Would you restate all the data that follows, word for word?

* _PROVIDED MATERIAL_:
>> BEGIN

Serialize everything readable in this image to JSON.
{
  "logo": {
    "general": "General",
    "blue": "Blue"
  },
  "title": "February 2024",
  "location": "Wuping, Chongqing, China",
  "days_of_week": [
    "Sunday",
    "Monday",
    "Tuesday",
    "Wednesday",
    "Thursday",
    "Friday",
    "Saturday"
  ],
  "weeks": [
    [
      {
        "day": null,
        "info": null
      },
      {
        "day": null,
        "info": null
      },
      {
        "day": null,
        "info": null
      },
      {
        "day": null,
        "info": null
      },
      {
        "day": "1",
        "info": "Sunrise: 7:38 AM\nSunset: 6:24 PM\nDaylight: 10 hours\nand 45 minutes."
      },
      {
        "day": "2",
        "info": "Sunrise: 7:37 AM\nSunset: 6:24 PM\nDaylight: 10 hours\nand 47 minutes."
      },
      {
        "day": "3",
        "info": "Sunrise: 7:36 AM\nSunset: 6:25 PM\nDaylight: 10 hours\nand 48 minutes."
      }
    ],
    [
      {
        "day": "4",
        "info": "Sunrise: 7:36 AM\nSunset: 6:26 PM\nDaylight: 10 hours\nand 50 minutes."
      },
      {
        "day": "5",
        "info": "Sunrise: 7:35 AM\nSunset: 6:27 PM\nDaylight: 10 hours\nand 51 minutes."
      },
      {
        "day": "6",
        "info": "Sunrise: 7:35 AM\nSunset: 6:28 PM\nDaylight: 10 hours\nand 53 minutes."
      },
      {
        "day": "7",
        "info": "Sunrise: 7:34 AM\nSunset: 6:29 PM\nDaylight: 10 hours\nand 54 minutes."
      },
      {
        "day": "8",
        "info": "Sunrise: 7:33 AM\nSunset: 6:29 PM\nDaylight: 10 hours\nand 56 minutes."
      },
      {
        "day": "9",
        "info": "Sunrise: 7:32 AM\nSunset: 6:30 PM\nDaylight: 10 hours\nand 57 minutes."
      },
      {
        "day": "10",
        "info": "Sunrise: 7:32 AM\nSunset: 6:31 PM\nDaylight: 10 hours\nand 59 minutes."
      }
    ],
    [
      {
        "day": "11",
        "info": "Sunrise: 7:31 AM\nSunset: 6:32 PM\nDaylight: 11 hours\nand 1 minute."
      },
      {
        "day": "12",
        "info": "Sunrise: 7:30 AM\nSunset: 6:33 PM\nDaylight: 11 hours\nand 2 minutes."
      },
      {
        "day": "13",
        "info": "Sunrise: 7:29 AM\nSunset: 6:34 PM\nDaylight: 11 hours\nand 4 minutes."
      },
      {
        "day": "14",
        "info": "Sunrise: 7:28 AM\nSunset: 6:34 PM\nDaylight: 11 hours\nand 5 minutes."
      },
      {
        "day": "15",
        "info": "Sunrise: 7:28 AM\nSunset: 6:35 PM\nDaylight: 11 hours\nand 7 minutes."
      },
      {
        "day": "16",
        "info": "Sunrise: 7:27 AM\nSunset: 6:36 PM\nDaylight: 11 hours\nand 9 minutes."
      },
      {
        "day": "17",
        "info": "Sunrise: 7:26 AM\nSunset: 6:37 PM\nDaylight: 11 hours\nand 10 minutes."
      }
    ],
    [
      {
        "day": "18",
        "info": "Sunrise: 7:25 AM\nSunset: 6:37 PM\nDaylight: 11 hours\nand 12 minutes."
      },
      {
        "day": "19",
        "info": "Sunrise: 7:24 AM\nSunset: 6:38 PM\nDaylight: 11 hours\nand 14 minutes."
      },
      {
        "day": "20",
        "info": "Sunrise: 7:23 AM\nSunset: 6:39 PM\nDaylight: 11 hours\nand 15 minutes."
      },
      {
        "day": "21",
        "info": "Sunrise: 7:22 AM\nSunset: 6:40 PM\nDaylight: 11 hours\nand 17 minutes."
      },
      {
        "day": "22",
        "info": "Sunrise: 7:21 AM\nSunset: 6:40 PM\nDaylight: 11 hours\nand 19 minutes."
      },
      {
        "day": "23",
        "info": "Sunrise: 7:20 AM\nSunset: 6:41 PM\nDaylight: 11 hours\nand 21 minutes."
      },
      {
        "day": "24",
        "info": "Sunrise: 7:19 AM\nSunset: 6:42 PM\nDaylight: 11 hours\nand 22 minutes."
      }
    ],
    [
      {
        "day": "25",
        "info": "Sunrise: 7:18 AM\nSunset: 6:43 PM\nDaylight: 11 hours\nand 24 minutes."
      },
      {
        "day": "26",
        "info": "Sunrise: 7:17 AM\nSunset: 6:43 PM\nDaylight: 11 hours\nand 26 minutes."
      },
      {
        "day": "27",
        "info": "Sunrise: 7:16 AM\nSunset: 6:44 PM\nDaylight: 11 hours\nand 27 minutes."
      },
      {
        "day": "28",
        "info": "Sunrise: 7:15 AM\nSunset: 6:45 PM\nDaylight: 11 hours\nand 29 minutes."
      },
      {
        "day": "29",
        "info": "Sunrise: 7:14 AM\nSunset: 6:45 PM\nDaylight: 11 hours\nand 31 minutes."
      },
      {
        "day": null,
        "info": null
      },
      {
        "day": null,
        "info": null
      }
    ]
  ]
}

>> END

* _SOLUTION TO THIS TASK_:
Serialize everything readable in this image to JSON.
{
  "logo": {
    "general": "General",
    "blue": "Blue"
  },
  "title": "February 2024",
  "location": "Wuping, Chongqing, China",
  "days_of_week": [
    "Sunday",
    "Monday",
    "Tuesday",
    "Wednesday",
    "Thursday",
    "Friday",
    "Saturday"
  ],
  "weeks": [
    [
      {
        "day": null,
        "info": null
      },
      {
        "day": null,
        "info": null
      },
      {
        "day": null,
        "info": null
      },
      {
        "day": null,
        "info": null
      },
      {
        "day": "1",
        "info": "Sunrise: 7:38 AM\nSunset: 6:24 PM\nDaylight: 10 hours\nand 45 minutes."
      },
      {
        "day": "2",
        "info": "Sunrise: 7:37 AM\nSunset: 6:24 PM\nDaylight: 10 hours\nand 47 minutes."
      },
      {
        "day": "3",
        "info": "Sunrise: 7:36 AM\nSunset: 6:25 PM\nDaylight: 10 hours\nand 48 minutes."
      }
    ],
    [
      {
        "day": "4",
        "info": "Sunrise: 7:36 AM\nSunset: 6:26 PM\nDaylight: 10 hours\nand 50 minutes."
      },
      {
        "day": "5",
        "info": "Sunrise: 7:35 AM\nSunset: 6:27 PM\nDaylight: 10 hours\nand 51 minutes."
      },
      {
        "day": "6",
        "info": "Sunrise: 7:35 AM\nSunset: 6:28 PM\nDaylight: 10 hours\nand 53 minutes."
      },
      {
        "day": "7",
        "info": "Sunrise: 7:34 AM\nSunset: 6:29 PM\nDaylight: 10 hours\nand 54 minutes."
      },
      {
        "day": "8",
        "info": "Sunrise: 7:33 AM\nSunset: 6:29 PM\nDaylight: 10 hours\nand 56 minutes."
      },
      {
        "day": "9",
        "info": "Sunrise: 7:32 AM\nSunset: 6:30 PM\nDaylight: 10 hours\nand 57 minutes."
      },
      {
        "day": "10",
        "info": "Sunrise: 7:32 AM\nSunset: 6:31 PM\nDaylight: 10 hours\nand 59 minutes."
      }
    ],
    [
      {
        "day": "11",
        "info": "Sunrise: 7:31 AM\nSunset: 6:32 PM\nDaylight: 11 hours\nand 1 minute."
      },
      {
        "day": "12",
        "info": "Sunrise: 7:30 AM\nSunset: 6:33 PM\nDaylight: 11 hours\nand 2 minutes."
      },
      {
        "day": "13",
        "info": "Sunrise: 7:29 AM\nSunset: 6:34 PM\nDaylight: 11 hours\nand 4 minutes."
      },
      {
        "day": "14",
        "info": "Sunrise: 7:28 AM\nSunset: 6:34 PM\nDaylight: 11 hours\nand 5 minutes."
      },
      {
        "day": "15",
        "info": "Sunrise: 7:28 AM\nSunset: 6:35 PM\nDaylight: 11 hours\nand 7 minutes."
      },
      {
        "day": "16",
        "info": "Sunrise: 7:27 AM\nSunset: 6:36 PM\nDaylight: 11 hours\nand 9 minutes."
      },
      {
        "day": "17",
        "info": "Sunrise: 7:26 AM\nSunset: 6:37 PM\nDaylight: 11 hours\nand 10 minutes."
      }
    ],
    [
      {
        "day": "18",
        "info": "Sunrise: 7:25 AM\nSunset: 6:37 PM\nDaylight: 11 hours\nand 12 minutes."
      },
      {
        "day": "19",
        "info": "Sunrise: 7:24 AM\nSunset: 6:38 PM\nDaylight: 11 hours\nand 14 minutes."
      },
      {
        "day": "20",
        "info": "Sunrise: 7:23 AM\nSunset: 6:39 PM\nDaylight: 11 hours\nand 15 minutes."
      },
      {
        "day": "21",
        "info": "Sunrise: 7:22 AM\nSunset: 6:40 PM\nDaylight: 11 hours\nand 17 minutes."
      },
      {
        "day": "22",
        "info": "Sunrise: 7:21 AM\nSunset: 6:40 PM\nDaylight: 11 hours\nand 19 minutes."
      },
      {
        "day": "23",
        "info": "Sunrise: 7:20 AM\nSunset: 6:41 PM\nDaylight: 11 hours\nand 21 minutes."
      },
      {
        "day": "24",
        "info": "Sunrise: 7:19 AM\nSunset: 6:42 PM\nDaylight: 11 hours\nand 22 minutes."
      }
    ],
    [
      {
        "day": "25",
        "info": "Sunrise: 7:18 AM\nSunset: 6:43 PM\nDaylight: 11 hours\nand 24 minutes."
      },
      {
        "day": "26",
        "info": "Sunrise: 7:17 AM\nSunset: 6:43 PM\nDaylight: 11 hours\nand 26 minutes."
      },
      {
        "day": "27",
        "info": "Sunrise: 7:16 AM\nSunset: 6:44 PM\nDaylight: 11 hours\nand 27 minutes."
      },
      {
        "day": "28",
        "info": "Sunrise: 7:15 AM\nSunset: 6:45 PM\nDaylight: 11 hours\nand 29 minutes."
      },
      {
        "day": "29",
        "info": "Sunrise: 7:14 AM\nSunset: 6:45 PM\nDaylight: 11 hours\nand 31 minutes."
      },
      {
        "day": null,
        "info": null
      },
      {
        "day": null,
        "info": null
      }
    ]
  ]
}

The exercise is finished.